## begin Document

Author Topic: SpaceX Falcon 9 - AMOS-6 - (Pad Failure) - DISCUSSION THREAD (2)  (Read 713284 times)

Offline CyndyC

Since day one my instinct has been that the 1st stage was somehow implicated in this event, no matter how unapparent the possibility. In my search for a post with information on a different subject, I came across a post that might explain the connection I've been groping for.

Quote
Wouldn't there have to be a designed-in conductive path from the second stage through the interstage to the first stage to keep all structure at the same potential during ascent?

http://forum.nasaspaceflight.com/index.php?topic=30981.msg1582782#msg1582782

What could an electrical conductivity question possibly have to do with an overpressure/failure of a He-filled COPV?

The ignition source.
"Either lead, follow, or get out of the way." -- quote of debatable origin tweeted by Ted Turner and previously seen on his desk

Offline CyndyC

Before anyone says it, I understand a conventional ignition source would not be necessary if/when a COPV explodes, but something else has been on my mind.

## end Document
## begin Recorded data

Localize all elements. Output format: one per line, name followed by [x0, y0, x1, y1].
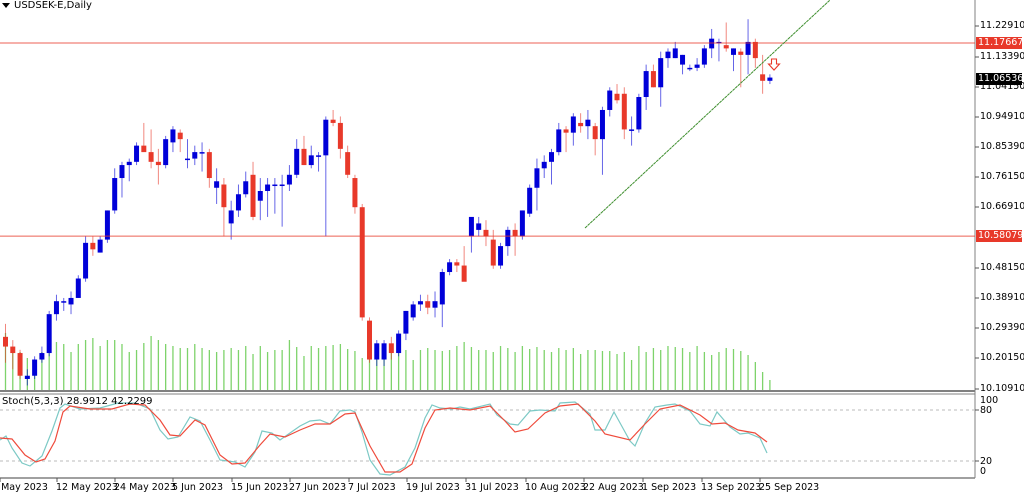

## end Recorded data

The tasks:
(a) Quote the stretch of the AMOS-6 forum thread that opens with the words containing "Author Topic: SpaceX" and closes with "a He-filled COPV?".
(b) Carry the AMOS-6 forum thread forward, writing what follows its last sentence.

Responses for each task:
(a)
Author Topic: SpaceX Falcon 9 - AMOS-6 - (Pad Failure) - DISCUSSION THREAD (2)  (Read 713284 times)

Offline CyndyC

Since day one my instinct has been that the 1st stage was somehow implicated in this event, no matter how unapparent the possibility. In my search for a post with information on a different subject, I came across a post that might explain the connection I've been groping for.

Quote
Wouldn't there have to be a designed-in conductive path from the second stage through the interstage to the first stage to keep all structure at the same potential during ascent?

http://forum.nasaspaceflight.com/index.php?topic=30981.msg1582782#msg1582782

What could an electrical conductivity question possibly have to do with an overpressure/failure of a He-filled COPV?

(b)
Among the COPV expert's statements in the SpaceNews article, he said, "The kerosene needs to be pulverized, such as in a spray, to ignite."

The thing was, I read that not long after a kerosene lamp helped get me through Hurricane Matthew in Jacksonville. I was not hunkering down and pulverizing kerosene inside my house, yet I had plenty of light from the lamp.

So now I'm wondering if the LOX feed line that runs both ways through the center of the RP-1 tank could have behaved like a wick. No problem w/o an ignition source, big problem if there was one.
« Last Edit: 10/31/2016 05:36 pm by CyndyC »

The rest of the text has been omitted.